━━━ Extracted records ━━━
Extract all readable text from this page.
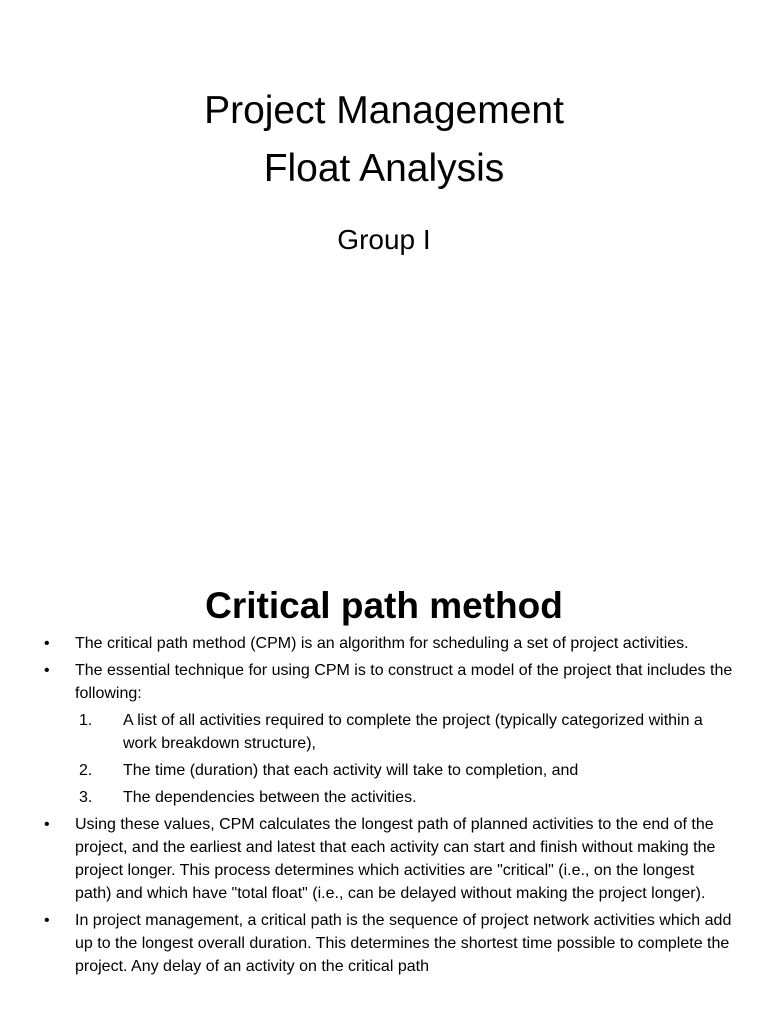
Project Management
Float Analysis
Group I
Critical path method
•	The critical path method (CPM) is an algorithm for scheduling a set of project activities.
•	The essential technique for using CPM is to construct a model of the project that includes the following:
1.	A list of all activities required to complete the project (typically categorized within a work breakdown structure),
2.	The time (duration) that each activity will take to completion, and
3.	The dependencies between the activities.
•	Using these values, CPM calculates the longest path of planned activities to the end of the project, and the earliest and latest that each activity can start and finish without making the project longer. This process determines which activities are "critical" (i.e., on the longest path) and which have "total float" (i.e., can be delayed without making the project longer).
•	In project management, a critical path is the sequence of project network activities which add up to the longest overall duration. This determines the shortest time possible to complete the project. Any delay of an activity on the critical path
━━━
━━━ Extracted records ━━━
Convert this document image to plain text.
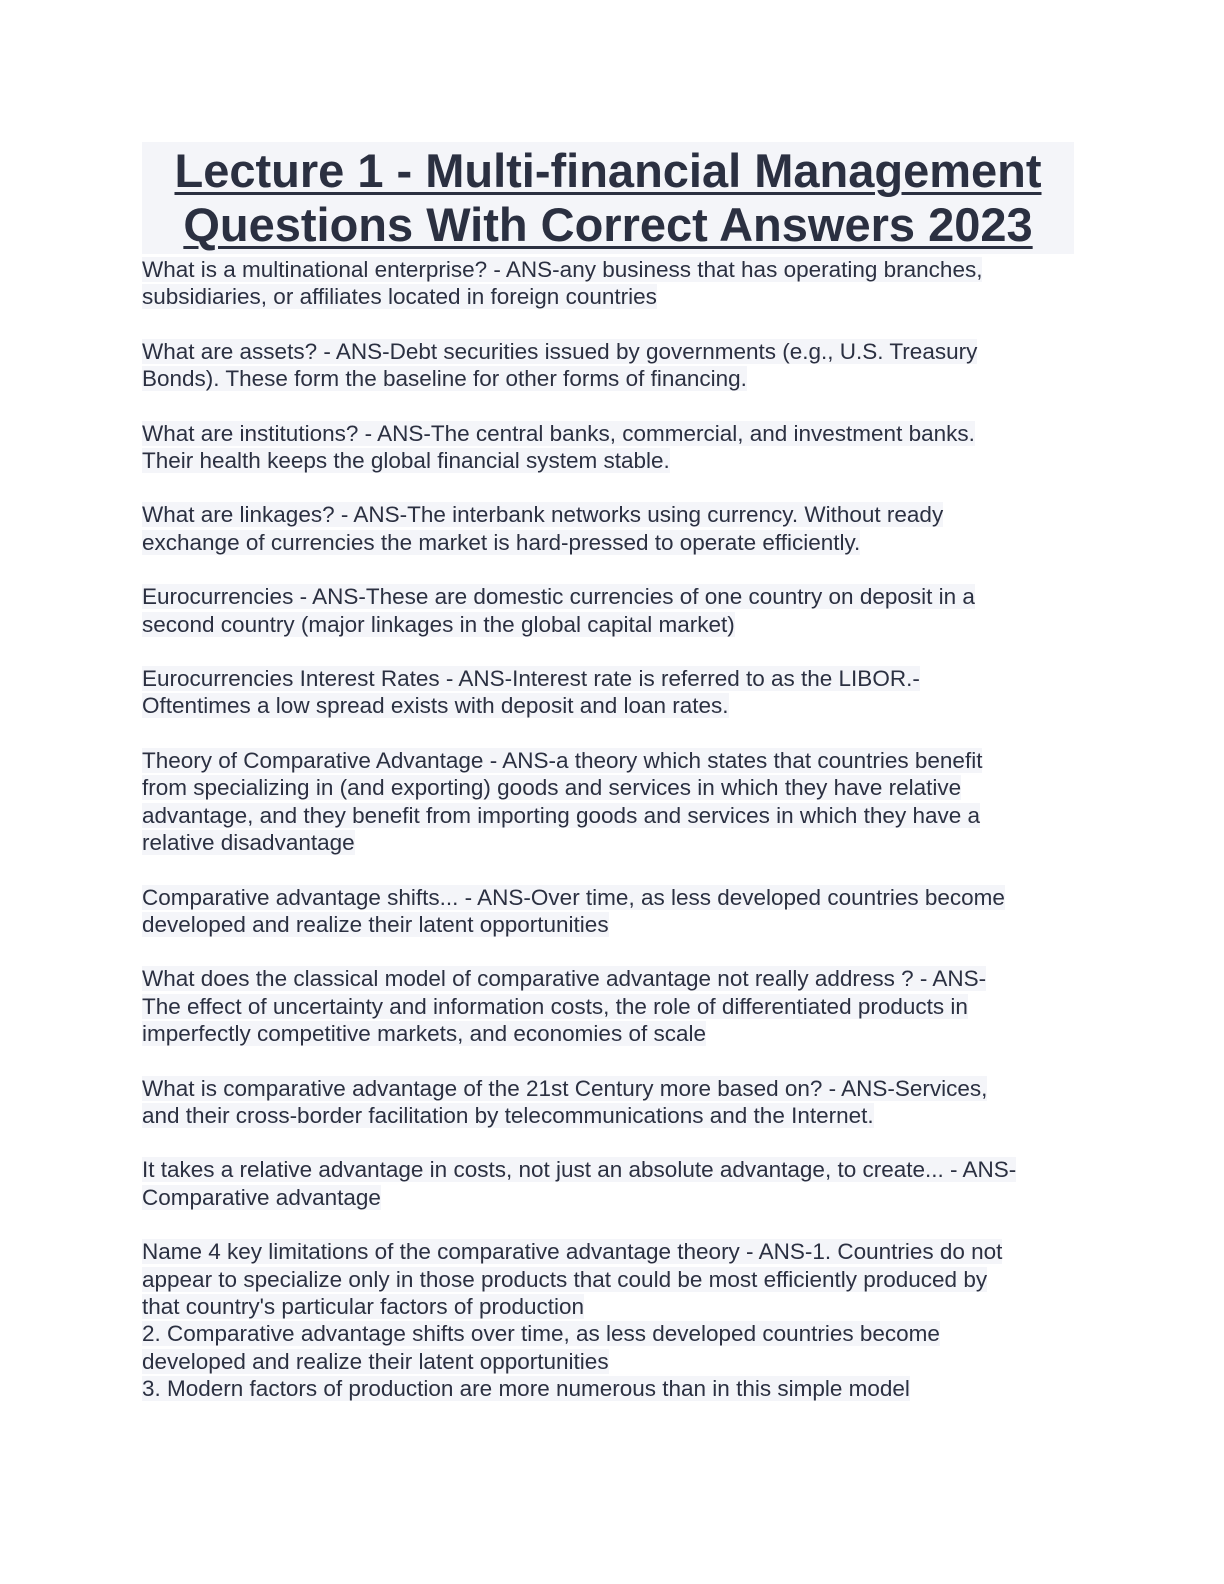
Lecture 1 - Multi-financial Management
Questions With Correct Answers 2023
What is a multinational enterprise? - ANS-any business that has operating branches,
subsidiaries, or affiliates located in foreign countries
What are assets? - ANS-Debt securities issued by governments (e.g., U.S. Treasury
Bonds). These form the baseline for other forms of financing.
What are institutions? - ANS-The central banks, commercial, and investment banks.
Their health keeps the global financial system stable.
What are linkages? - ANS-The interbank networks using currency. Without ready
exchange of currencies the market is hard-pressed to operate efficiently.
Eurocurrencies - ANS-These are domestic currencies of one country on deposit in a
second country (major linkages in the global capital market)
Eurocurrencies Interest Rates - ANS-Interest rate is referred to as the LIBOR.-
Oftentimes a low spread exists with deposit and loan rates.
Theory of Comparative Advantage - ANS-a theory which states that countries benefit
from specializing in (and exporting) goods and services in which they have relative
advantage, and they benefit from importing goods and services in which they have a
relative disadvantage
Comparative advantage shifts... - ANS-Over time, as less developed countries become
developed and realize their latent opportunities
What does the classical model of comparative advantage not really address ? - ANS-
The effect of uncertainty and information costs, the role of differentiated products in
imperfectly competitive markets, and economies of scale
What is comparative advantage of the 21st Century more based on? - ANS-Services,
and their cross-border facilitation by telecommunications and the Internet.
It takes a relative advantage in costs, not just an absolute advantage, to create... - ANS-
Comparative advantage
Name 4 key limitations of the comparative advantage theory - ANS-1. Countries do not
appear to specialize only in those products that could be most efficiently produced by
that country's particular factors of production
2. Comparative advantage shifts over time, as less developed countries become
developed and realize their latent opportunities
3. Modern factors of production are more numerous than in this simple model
━━━
Written instruction:
Pull out every line in the data above that has the word "country".

Full answer:
Eurocurrencies - ANS-These are domestic currencies of one country on deposit in a
second country (major linkages in the global capital market)
that country's particular factors of production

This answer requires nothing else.